A Nacional de Vigilância Sanitária (Anvisa) anunciou a apreensão do azeite extra virgem Ouro Negro, determinando a suspensão imediata de sua comercialização, distribuição, fabricação, importação, divulgação e consumo. A medida foi tomada após denúncias sobre a origem desconhecida do produto, que também foi desclassificado pelo Ministério da Agricultura e Pecuária (Mapa). A embalagem indicava importação pela Intralogística Distribuidora Concept Ltda., empresa com o CNPJ suspenso na Receita Federal.
Além do azeite, a Anvisa suspendeu a comercialização de 13 lotes do sal do himalaia moído 500g da marca Kinino, com validade até março de 2027. A decisão acompanha o recolhimento voluntário promovido pela fabricante, H.L. do Brasil Indústria e Comércio, após análises do Instituto Adolfo Lutz, em São Paulo, revelarem teor de iodo inferior ao permitido pelas normas brasileiras. A iodação do sal é uma política de saúde pública essencial para prevenir distúrbios relacionados à deficiência de iodo, como problemas na tireoide e complicações durante o desenvolvimento fetal.

* * * *

### EXERCÍCIOS PARA RESOLVER
a: Transcreva do texto sobre as medidas da Anvisa o trecho que começa em "A Nacional de" e segue até "na Receita Federal.".
b: Por favor, dê continuidade ao texto sobre as medidas da Anvisa a partir do ponto em que ele termina.

* * * *

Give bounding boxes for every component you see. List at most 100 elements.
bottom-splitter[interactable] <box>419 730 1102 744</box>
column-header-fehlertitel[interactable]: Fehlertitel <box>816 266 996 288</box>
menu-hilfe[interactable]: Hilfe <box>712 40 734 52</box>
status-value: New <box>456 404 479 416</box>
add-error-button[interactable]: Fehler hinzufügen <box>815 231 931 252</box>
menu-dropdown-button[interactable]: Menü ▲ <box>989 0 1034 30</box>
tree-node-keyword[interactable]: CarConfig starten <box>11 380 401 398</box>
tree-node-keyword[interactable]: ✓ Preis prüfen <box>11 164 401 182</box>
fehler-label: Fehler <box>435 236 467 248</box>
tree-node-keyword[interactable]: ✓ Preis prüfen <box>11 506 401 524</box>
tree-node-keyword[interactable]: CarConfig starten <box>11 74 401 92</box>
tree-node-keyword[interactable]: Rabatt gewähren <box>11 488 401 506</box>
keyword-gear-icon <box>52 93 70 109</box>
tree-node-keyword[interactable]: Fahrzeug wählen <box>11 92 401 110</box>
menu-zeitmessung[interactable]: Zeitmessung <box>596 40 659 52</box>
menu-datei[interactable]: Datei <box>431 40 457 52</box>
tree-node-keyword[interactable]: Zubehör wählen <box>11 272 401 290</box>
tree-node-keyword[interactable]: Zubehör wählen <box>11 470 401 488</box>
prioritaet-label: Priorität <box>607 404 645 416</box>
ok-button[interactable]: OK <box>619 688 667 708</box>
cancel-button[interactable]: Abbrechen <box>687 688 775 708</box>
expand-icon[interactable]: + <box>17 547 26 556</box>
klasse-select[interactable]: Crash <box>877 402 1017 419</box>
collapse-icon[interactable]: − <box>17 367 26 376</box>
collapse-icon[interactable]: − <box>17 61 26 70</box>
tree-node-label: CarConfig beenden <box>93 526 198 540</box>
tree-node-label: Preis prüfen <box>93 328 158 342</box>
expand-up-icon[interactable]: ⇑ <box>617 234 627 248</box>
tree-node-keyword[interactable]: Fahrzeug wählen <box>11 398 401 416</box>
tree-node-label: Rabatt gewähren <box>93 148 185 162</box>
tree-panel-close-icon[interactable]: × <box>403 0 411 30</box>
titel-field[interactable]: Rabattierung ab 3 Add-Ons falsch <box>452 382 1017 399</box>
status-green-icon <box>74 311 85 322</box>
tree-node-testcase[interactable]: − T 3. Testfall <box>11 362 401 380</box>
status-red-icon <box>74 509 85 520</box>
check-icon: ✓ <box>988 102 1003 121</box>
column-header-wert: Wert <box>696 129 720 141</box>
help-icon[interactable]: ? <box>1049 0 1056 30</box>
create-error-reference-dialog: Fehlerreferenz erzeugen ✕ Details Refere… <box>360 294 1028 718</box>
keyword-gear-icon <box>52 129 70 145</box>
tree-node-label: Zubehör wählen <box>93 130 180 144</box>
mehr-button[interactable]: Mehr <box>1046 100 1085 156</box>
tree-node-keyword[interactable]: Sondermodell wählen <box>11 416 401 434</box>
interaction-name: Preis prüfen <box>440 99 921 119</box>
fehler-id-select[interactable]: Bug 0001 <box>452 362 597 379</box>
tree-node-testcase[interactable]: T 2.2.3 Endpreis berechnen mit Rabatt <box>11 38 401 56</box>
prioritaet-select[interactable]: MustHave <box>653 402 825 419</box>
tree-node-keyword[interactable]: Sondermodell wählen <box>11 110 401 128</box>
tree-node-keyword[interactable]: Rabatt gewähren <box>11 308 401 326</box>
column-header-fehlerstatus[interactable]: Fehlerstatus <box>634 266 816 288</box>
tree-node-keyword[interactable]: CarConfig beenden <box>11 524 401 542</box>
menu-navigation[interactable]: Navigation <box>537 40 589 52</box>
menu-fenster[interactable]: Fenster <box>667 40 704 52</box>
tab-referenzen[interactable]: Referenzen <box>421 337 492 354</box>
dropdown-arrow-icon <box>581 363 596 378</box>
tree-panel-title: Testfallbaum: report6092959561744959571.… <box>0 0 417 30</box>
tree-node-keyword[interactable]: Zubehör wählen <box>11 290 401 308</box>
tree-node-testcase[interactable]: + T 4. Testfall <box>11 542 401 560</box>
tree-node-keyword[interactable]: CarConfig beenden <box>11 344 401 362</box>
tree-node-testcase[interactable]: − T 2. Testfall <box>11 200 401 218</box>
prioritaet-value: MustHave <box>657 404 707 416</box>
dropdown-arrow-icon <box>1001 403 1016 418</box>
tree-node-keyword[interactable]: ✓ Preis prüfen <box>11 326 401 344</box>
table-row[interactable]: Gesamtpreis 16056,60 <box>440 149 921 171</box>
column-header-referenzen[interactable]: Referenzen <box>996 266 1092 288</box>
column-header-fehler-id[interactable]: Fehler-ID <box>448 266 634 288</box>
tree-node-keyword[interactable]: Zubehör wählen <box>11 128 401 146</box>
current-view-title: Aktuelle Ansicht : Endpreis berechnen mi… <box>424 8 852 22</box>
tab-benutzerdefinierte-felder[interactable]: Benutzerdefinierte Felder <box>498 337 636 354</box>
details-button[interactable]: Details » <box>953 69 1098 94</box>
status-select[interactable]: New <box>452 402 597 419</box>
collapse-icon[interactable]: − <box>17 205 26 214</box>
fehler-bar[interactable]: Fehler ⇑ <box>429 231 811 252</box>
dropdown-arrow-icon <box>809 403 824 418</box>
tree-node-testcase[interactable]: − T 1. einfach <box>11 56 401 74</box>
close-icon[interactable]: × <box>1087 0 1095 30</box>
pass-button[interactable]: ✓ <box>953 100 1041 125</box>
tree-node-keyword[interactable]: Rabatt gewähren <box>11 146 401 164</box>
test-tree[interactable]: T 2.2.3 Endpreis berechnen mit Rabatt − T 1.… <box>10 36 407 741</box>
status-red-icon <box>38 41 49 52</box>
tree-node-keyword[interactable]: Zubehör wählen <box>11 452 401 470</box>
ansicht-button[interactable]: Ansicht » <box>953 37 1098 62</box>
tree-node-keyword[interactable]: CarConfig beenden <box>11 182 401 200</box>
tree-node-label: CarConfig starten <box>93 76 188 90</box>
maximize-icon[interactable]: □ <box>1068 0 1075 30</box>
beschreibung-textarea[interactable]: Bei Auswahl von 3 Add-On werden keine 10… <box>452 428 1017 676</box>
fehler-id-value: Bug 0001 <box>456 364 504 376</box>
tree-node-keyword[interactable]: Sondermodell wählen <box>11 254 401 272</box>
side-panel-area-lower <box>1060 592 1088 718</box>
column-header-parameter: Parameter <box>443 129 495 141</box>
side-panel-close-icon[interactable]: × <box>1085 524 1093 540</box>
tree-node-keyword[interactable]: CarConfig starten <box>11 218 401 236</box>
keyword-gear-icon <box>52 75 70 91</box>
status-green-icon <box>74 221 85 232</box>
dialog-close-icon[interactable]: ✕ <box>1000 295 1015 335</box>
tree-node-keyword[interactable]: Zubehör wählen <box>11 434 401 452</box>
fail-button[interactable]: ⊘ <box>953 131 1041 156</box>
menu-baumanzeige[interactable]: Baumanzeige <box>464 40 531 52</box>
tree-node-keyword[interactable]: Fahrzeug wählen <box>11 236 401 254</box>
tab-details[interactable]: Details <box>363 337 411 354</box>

* * * *

### TAREFAS RESOLVIDAS
a:
A Nacional de Vigilância Sanitária (Anvisa) anunciou a apreensão do azeite extra virgem Ouro Negro, determinando a suspensão imediata de sua comercialização, distribuição, fabricação, importação, divulgação e consumo. A medida foi tomada após denúncias sobre a origem desconhecida do produto, que também foi desclassificado pelo Ministério da Agricultura e Pecuária (Mapa). A embalagem indicava importação pela Intralogística Distribuidora Concept Ltda., empresa com o CNPJ suspenso na Receita Federal.

b:
Outra medida da Anvisa foi a proibição da comercialização do chá do milagre (também conhecido como Pó do Milagre ou Pozinho do Milagre). A determinou a retirada do produto de circulação devido à sua composição desconhecida e à falta de classificação. A fiscalização identificou ainda a divulgação irregular do chá nas redes sociais Facebook e Instagram, com alegações de propriedades medicinais e terapêuticas, como emagrecimento, tratamento da ansiedade e insônia, prevenção de câncer e como estimulante sexual, o que é proibido para alimentos e chás.
As empresas envolvidas foram contatadas, mas não se pronunciaram sobre as decisões da Anvisa.